Task to carry out:
For each line below that includes the word "weight", make a copy.

· · ·

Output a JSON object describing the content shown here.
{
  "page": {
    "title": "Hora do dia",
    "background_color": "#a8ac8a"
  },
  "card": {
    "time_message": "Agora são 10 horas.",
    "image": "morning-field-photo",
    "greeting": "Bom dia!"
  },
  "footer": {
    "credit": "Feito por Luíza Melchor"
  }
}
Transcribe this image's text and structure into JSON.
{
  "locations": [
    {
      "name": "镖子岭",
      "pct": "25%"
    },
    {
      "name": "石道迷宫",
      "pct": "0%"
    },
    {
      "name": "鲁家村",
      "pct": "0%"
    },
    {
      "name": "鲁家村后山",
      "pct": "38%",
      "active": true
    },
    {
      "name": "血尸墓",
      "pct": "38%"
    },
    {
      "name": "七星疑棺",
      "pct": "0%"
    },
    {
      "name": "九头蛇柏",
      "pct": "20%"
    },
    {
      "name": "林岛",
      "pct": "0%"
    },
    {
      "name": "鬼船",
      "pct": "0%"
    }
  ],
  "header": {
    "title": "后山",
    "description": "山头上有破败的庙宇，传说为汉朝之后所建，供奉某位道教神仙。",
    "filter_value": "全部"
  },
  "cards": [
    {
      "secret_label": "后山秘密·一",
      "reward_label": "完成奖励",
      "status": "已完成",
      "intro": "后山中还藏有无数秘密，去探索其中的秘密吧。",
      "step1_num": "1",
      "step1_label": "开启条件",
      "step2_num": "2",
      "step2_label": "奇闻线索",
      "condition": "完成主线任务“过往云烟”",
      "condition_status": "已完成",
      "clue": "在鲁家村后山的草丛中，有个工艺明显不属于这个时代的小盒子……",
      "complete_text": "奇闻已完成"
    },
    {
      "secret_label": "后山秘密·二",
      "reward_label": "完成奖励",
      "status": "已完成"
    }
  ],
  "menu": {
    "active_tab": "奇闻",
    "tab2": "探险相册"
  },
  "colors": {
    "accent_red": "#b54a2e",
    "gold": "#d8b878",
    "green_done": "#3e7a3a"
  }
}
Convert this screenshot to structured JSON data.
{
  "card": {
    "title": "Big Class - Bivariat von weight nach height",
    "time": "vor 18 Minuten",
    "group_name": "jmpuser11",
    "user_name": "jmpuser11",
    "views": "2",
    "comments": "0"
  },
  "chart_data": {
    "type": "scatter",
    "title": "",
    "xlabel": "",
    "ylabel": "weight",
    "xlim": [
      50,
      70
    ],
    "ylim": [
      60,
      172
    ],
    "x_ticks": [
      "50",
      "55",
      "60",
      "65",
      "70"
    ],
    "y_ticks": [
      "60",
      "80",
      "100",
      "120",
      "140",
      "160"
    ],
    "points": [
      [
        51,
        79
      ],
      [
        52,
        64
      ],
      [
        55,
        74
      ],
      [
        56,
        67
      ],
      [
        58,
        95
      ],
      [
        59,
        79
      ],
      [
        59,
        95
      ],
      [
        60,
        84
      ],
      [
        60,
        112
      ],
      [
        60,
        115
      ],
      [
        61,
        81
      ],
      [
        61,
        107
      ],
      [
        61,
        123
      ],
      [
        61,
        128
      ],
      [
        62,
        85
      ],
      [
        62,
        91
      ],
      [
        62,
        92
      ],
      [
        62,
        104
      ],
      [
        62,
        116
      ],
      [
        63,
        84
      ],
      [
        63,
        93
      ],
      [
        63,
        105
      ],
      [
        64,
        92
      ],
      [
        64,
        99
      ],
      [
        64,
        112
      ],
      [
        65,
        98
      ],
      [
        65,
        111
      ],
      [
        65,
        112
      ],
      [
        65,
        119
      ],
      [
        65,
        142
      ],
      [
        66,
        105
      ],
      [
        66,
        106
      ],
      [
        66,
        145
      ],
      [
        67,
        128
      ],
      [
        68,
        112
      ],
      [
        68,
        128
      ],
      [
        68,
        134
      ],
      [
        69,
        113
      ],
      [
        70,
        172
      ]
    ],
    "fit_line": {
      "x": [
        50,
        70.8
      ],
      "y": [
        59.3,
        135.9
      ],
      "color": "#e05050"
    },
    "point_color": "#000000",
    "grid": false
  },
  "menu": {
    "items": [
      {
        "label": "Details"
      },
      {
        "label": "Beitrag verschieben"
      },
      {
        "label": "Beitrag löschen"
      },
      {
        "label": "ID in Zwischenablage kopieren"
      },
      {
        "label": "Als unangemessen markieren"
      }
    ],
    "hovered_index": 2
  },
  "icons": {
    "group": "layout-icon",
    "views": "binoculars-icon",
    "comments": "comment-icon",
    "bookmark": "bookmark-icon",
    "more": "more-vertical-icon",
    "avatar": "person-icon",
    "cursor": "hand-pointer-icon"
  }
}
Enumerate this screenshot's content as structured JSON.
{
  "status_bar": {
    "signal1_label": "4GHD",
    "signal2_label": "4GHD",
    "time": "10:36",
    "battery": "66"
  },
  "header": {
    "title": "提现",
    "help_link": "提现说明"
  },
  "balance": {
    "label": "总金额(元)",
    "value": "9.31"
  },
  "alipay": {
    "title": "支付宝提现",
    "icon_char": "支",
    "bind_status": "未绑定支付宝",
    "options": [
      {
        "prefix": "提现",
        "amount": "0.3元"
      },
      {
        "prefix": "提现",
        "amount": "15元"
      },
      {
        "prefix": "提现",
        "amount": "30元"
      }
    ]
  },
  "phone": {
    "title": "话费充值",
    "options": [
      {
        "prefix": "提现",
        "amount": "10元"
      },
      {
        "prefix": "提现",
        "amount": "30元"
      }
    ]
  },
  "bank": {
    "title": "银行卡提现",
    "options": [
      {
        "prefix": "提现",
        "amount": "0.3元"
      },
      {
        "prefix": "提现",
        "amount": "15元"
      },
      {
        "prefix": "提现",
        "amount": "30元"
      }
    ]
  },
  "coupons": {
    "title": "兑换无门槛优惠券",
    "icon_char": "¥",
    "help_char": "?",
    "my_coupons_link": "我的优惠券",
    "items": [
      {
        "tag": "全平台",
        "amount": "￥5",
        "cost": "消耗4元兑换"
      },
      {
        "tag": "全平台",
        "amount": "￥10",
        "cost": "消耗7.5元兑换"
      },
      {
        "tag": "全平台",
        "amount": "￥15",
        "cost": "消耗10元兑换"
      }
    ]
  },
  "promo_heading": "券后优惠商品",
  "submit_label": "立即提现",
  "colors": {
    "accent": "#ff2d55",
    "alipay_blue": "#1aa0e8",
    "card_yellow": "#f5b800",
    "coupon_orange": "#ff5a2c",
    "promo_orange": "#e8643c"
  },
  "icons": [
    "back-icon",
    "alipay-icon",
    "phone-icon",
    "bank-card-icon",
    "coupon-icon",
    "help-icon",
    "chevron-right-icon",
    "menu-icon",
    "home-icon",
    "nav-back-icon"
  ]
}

· · ·

Reply to the task:
    "title": "Big Class - Bivariat von weight nach height",
    "ylabel": "weight",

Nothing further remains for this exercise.